## Source passage
****************************************

Sawston Hall has a garden of 0.5 hectares set in a wider landscape of 22 hectares. There are 19th-century landscaped gardens overlying the earthwork remains of the 16th-century gardens contemporary with, or even pre-dating, the house.



In the late-16th century, elaborate gardens were laid out around the Hall. Evidence of their design was shown as parch marks on the lawns in an aerial photograph. The photograph revealed geometric planted compartments separated by straight paths on a grand scale, with a raised terrace walk aligned to the north front of the Hall.

Today there is a more simplified layout with formal lawns, a picturesque moat, yew hedges, specimen trees and woodland walks. The lawns are cleverly mown in circular patterns. The hall is now a school of languages.

The following is from the Register of Parks and Gardens of Special Historic Interest. For the most up-to-date Register entry, please visit the The National Heritage List for England (NHLE):

A mid-16th courtyard house originally set in grounds and woodlands which were landscaped in the late 19th century.



Sawston Hall lies in the centre of the Cambridgeshire village of Sawston, to the south of Church Lane. Sawston itself is located c 8km south-south-east of Cambridge in a well-populated part of the countryside, which is dotted with numerous large and small villages. The c 22ha site is bounded to the north by Church Lane and St Mary's churchyard, to the east and west by village housing, and to the south by West Green Plantation. It is screened on all sides by woodlands or perimeter belts of trees. The ground at Sawston is flat, the southern half of the site being characterised by low-lying fields and woodlands drained by a series of waterways. This is an enclosed site with no long views or vistas.


The Hall is approached from the north, to the west of St Mary's church, through mid C18 ashlar limestone gate piers hung with C19 wrought-iron gates (all listed grade II) located c 170m north-west of the Hall. The drive runs south beside a mixed shrubbery and then turns east past an open lawn to arrive at the north front. These gates and the informal lawn and shrubbery replace the original north entrance and courtyard which was located on the eastern side of the churchyard and was described in a survey of 1580 (VCH 1978).


Sawston Hall (listed grade I) is a late medieval manor house sitting in the northern part of its grounds. It is built in a courtyard plan of limestone, ironstone and clunch rubble with plain tiled roofs. The two-storey building is important in the county as the only surviving courtyard house and one of only a few Elizabethan houses built of stone. The round-headed entrance porch lies on the four-bay north front which is decorated with original medieval chequered masonry and has mullioned and transomed windows. The Hall incorporates a private chapel in the south range which was registered for public worship in 1791. Sawston Hall was built between 1557 and 1584 by Sir John Huddleston and his son Sir Edmund who incorporated dated stones into the building of the inner courtyard. During the C18 and C19 it underwent alterations and additions, being substantially restored in the mid C19. During the late C20 the Cambridge Centre for Languages converted and rebuilt the stable block to the west of the Hall into additional educational accommodation.

****************************************

## Records for the exercise
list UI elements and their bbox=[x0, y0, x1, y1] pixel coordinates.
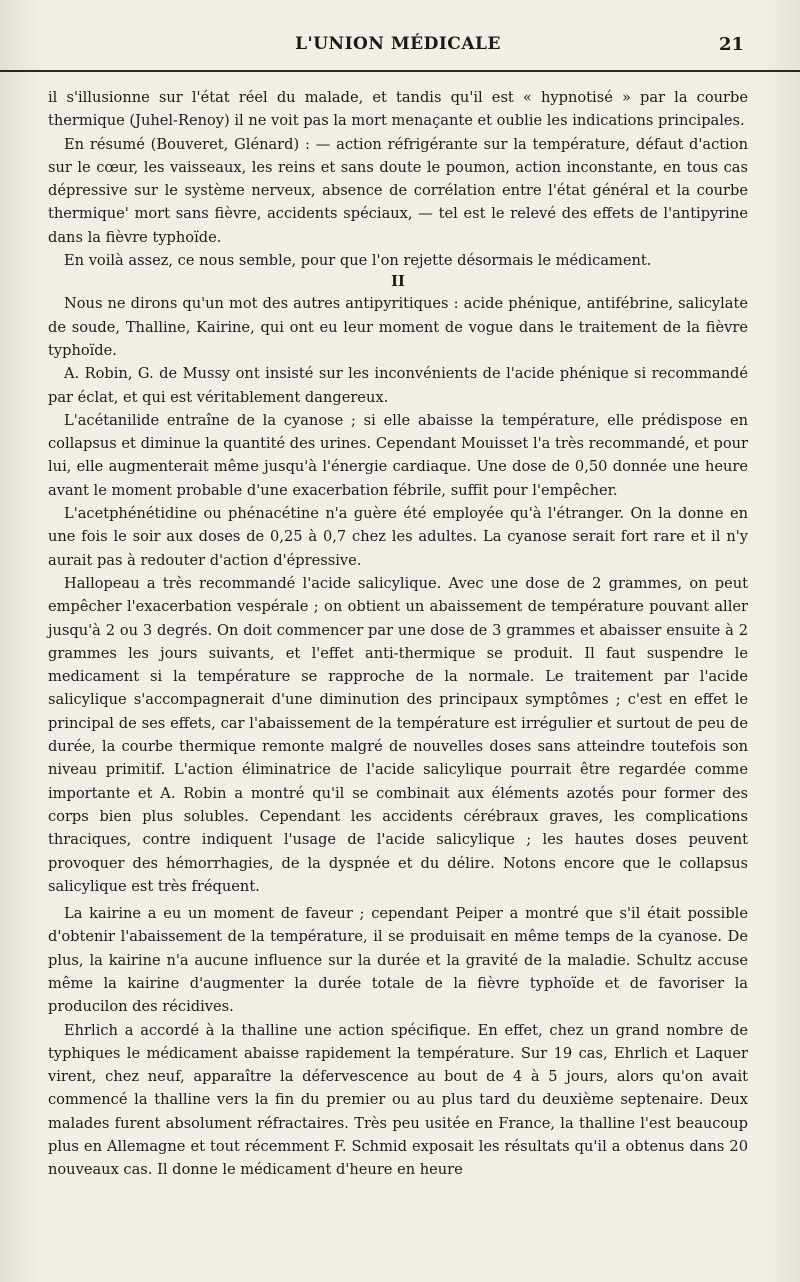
paragraph: il s'illusionne sur l'état réel du malade, et tandis qu'il est « hypnotisé » par la courbe thermique (Juhel-Renoy) il ne voit pas la mort menaçante et oublie les indications principales. bbox=[48, 89, 748, 130]
paragraph: En résumé (Bouveret, Glénard) : — action réfrigérante sur la température, défaut d'action sur le cœur, les vaisseaux, les reins et sans doute le poumon, action inconstante, en tous cas dépressive sur le système nerveux, absence de corrélation entre l'état général et la courbe thermique' mort sans fièvre, accidents spéciaux, — tel est le relevé des effets de l'antipyrine dans la fièvre typhoïde. bbox=[48, 135, 748, 246]
paragraph: Nous ne dirons qu'un mot des autres antipyritiques : acide phénique, antifébrine, salicylate de soude, Thalline, Kairine, qui ont eu leur moment de vogue dans le traitement de la fièvre typhoïde. bbox=[48, 295, 748, 359]
paragraph: L'acetphénétidine ou phénacétine n'a guère été employée qu'à l'étranger. On la donne en une fois le soir aux doses de 0,25 à 0,7 chez les adultes. La cyanose serait fort rare et il n'y aurait pas à redouter d'action d'épressive. bbox=[48, 505, 748, 569]
paragraph: En voilà assez, ce nous semble, pour que l'on rejette désormais le médicament. bbox=[64, 252, 652, 270]
running-title: L'UNION MÉDICALE bbox=[295, 34, 501, 54]
page-number: 21 bbox=[718, 34, 744, 55]
page-header bbox=[48, 0, 748, 62]
paragraph: La kairine a eu un moment de faveur ; cependant Peiper a montré que s'il était possible d'obtenir l'abaissement de la température, il se produisait en même temps de la cyanose. De plus, la kairine n'a aucune influence sur la durée et la gravité de la maladie. Schultz accuse même la kairine d'augmenter la durée totale de la fièvre typhoïde et de favoriser la producilon des récidives. bbox=[48, 905, 748, 1016]
header-rule bbox=[0, 70, 800, 72]
paragraph: A. Robin, G. de Mussy ont insisté sur les inconvénients de l'acide phénique si recommandé par éclat, et qui est véritablement dangereux. bbox=[48, 365, 748, 406]
paragraph: Hallopeau a très recommandé l'acide salicylique. Avec une dose de 2 grammes, on peut empêcher l'exacerbation vespérale ; on obtient un abaissement de température pouvant aller jusqu'à 2 ou 3 degrés. On doit commencer par une dose de 3 grammes et abaisser ensuite à 2 grammes les jours suivants, et l'effet anti-thermique se produit. Il faut suspendre le medicament si la température se rapproche de la normale. Le traitement par l'acide salicylique s'accompagnerait d'une diminution des principaux symptômes ; c'est en effet le principal de ses effets, car l'abaissement de la température est irrégulier et surtout de peu de durée, la courbe thermique remonte malgré de nouvelles doses sans atteindre toutefois son niveau primitif. L'action éliminatrice de l'acide salicylique pourrait être regardée comme importante et A. Robin a montré qu'il se combinait aux éléments azotés pour former des corps bien plus solubles. Cependant les accidents cérébraux graves, les complications thraciques, contre indiquent l'usage de l'acide salicylique ; les hautes doses peuvent provoquer des hémorrhagies, de la dyspnée et du délire. Notons encore que le collapsus salicylique est très fréquent. bbox=[48, 574, 748, 895]
paragraph: Ehrlich a accordé à la thalline une action spécifique. En effet, chez un grand nombre de typhiques le médicament abaisse rapidement la température. Sur 19 cas, Ehrlich et Laquer virent, chez neuf, apparaître la défervescence au bout de 4 à 5 jours, alors qu'on avait commencé la thalline vers la fin du premier ou au plus tard du deuxième septenaire. Deux malades furent absolument réfractaires. Très peu usitée en France, la thalline l'est beaucoup plus en Allemagne et tout récemment F. Schmid exposait les résultats qu'il a obtenus dans 20 nouveaux cas. Il donne le médicament d'heure en heure bbox=[48, 1021, 748, 1179]
paragraph: L'acétanilide entraîne de la cyanose ; si elle abaisse la température, elle prédispose en collapsus et diminue la quantité des urines. Cependant Mouisset l'a très recommandé, et pour lui, elle augmenterait même jusqu'à l'énergie cardiaque. Une dose de 0,50 donnée une heure avant le moment probable d'une exacerbation fébrile, suffit pour l'empêcher. bbox=[48, 411, 748, 499]
body-text bbox=[48, 86, 748, 1182]
section-numeral: II bbox=[391, 273, 405, 291]
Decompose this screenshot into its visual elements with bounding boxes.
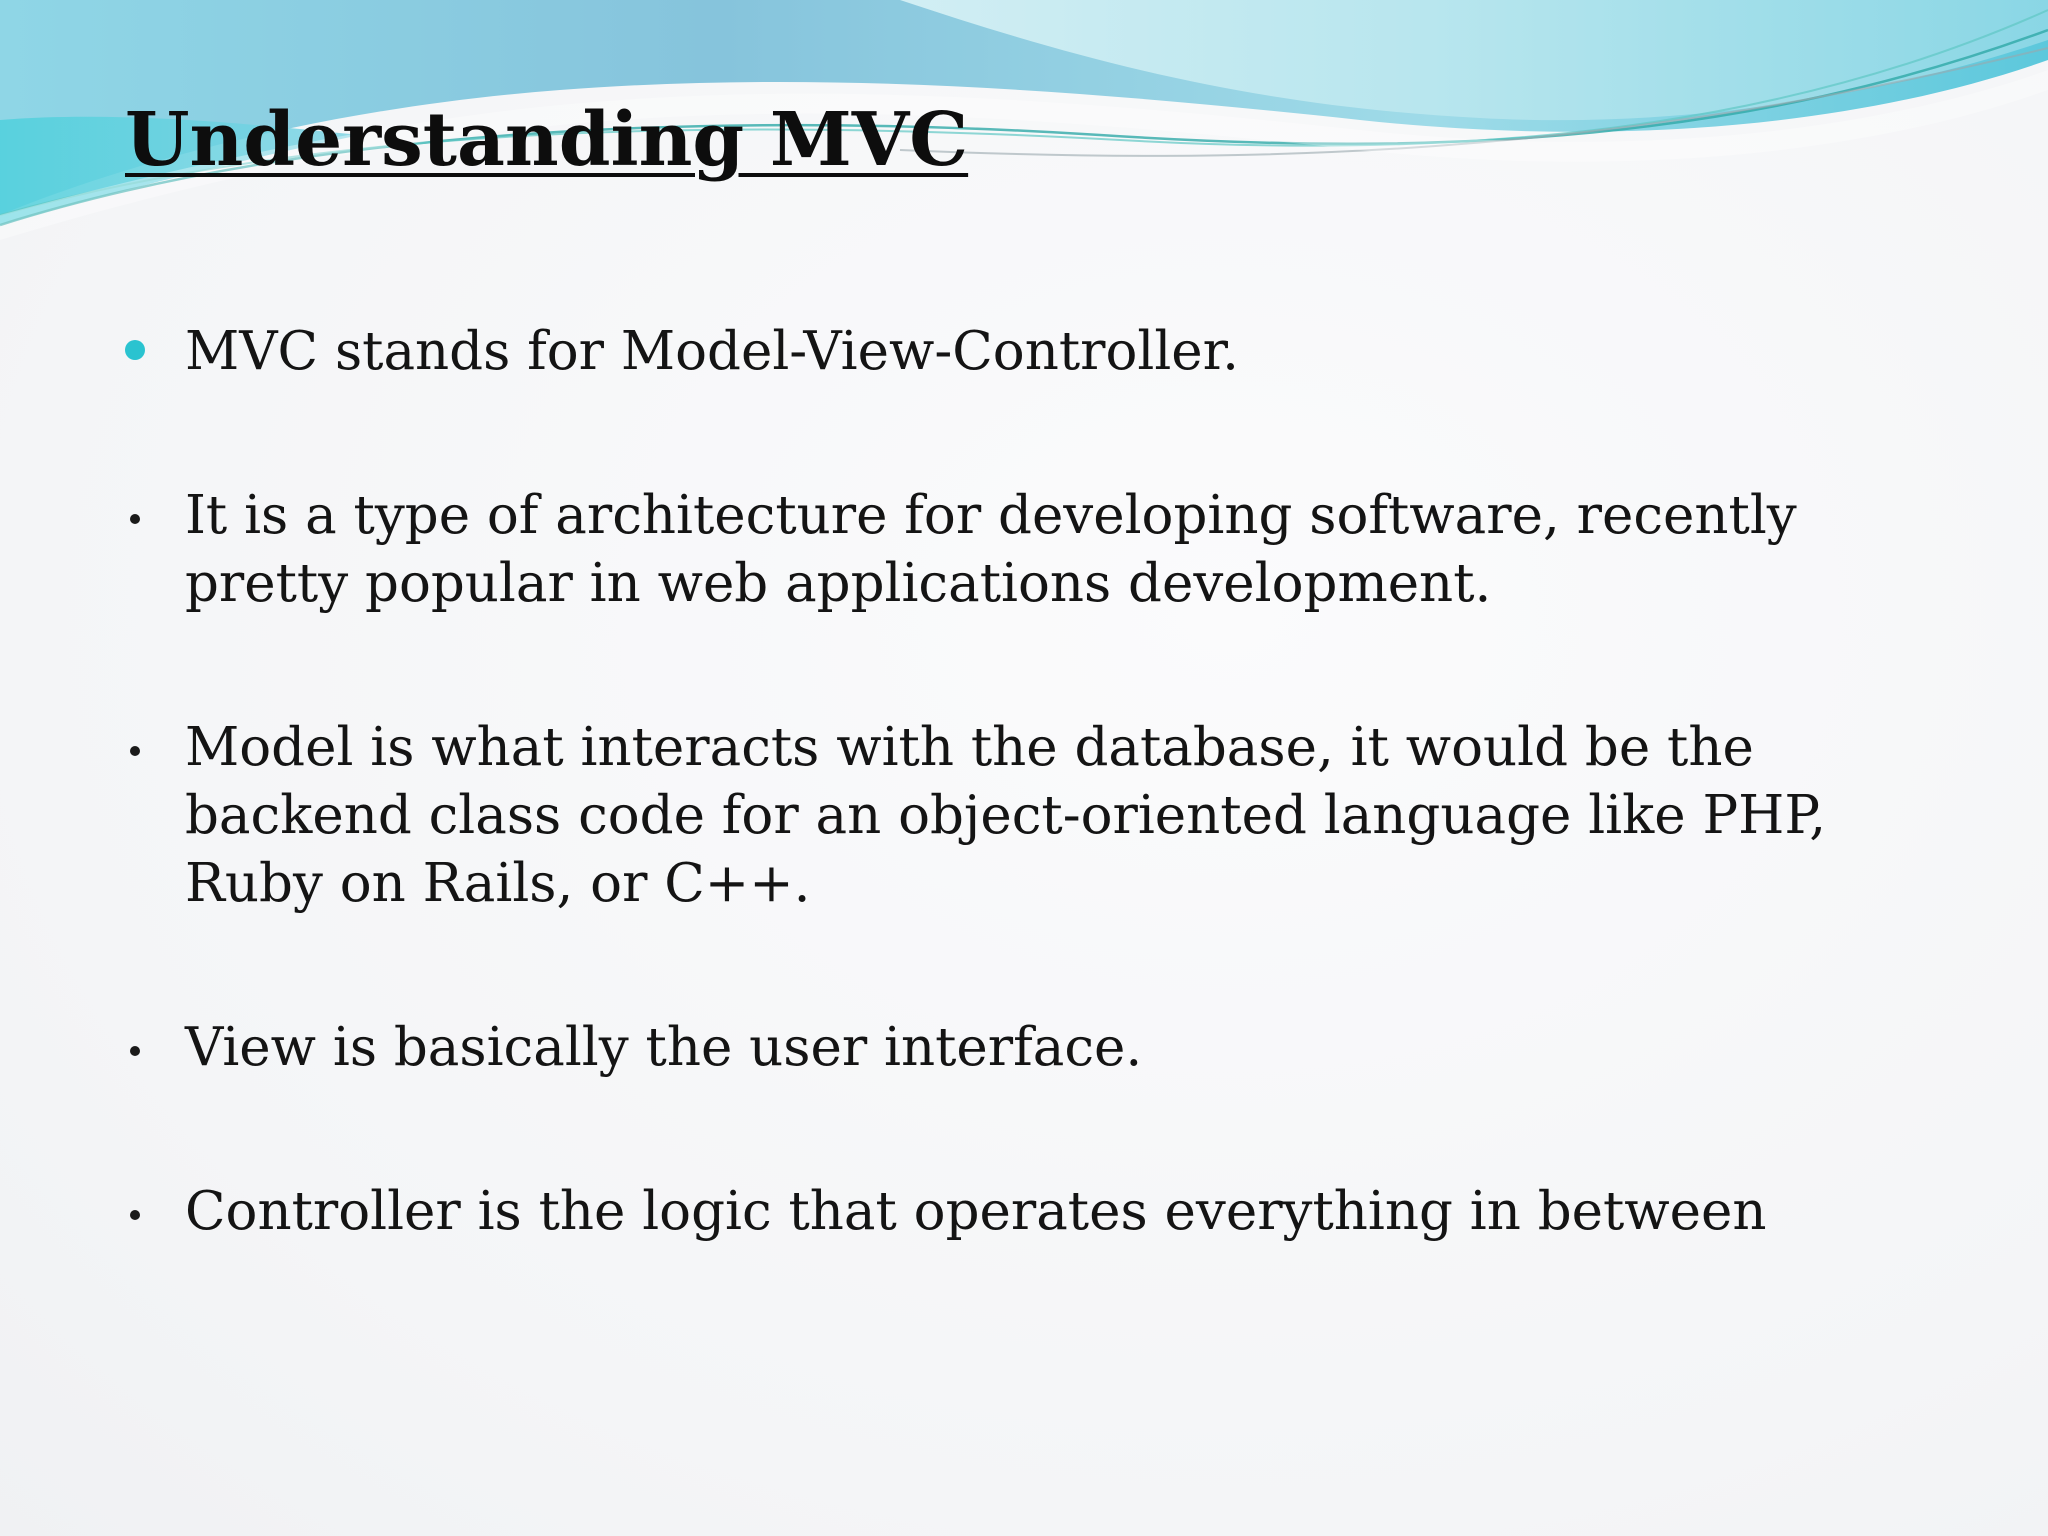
- bullet-item: [120, 482, 1900, 618]
- bullet-icon: [120, 1014, 150, 1082]
- teal-dot-icon: [120, 318, 150, 386]
- bullet-text: Model is what interacts with the database, it would be the backend class code for an object-oriented language like PHP, Ruby on Rails, or C++.: [185, 717, 1827, 914]
- bullet-text: MVC stands for Model-View-Controller.: [185, 321, 1240, 382]
- bullet-item: [120, 1014, 1900, 1082]
- bullet-item: [120, 1178, 1900, 1246]
- bullet-item: [120, 714, 1900, 918]
- bullet-icon: [120, 1178, 150, 1246]
- bullet-list: [120, 318, 1900, 1246]
- bullet-text: It is a type of architecture for developing software, recently pretty popular in web applications development.: [185, 485, 1797, 614]
- bullet-text: View is basically the user interface.: [185, 1017, 1143, 1078]
- bullet-item: [120, 318, 1900, 386]
- slide-title: Understanding MVC: [125, 97, 969, 183]
- bullet-icon: [120, 714, 150, 782]
- bullet-text: Controller is the logic that operates everything in between: [185, 1181, 1767, 1242]
- bullet-icon: [120, 482, 150, 550]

****************************************

## Tasks to complete
a) Repeat the part of the Sawston Hall passage from "In the late-16th" up to and including "front of the Hall.".
b) In the records, rewrite the lines from the line with "- bullet-item: [120, 482, 1900, 618]" up to and including the line with "- bullet-item: [120, 1014, 1900, 1082]", changing "database" to "data store" and leaving everything else as it is. Give only those lines.
The Sawston Hall passage and the records are unrelated pieces of material.

## Solutions for each task
a)
In the late-16th century, elaborate gardens were laid out around the Hall. Evidence of their design was shown as parch marks on the lawns in an aerial photograph. The photograph revealed geometric planted compartments separated by straight paths on a grand scale, with a raised terrace walk aligned to the north front of the Hall.

b)
- bullet-item: [120, 482, 1900, 618]
- bullet-icon: [120, 1014, 150, 1082]
- teal-dot-icon: [120, 318, 150, 386]
- bullet-text: Model is what interacts with the data store, it would be the backend class code for an object-oriented language like PHP, Ruby on Rails, or C++.: [185, 717, 1827, 914]
- bullet-text: MVC stands for Model-View-Controller.: [185, 321, 1240, 382]
- bullet-item: [120, 1014, 1900, 1082]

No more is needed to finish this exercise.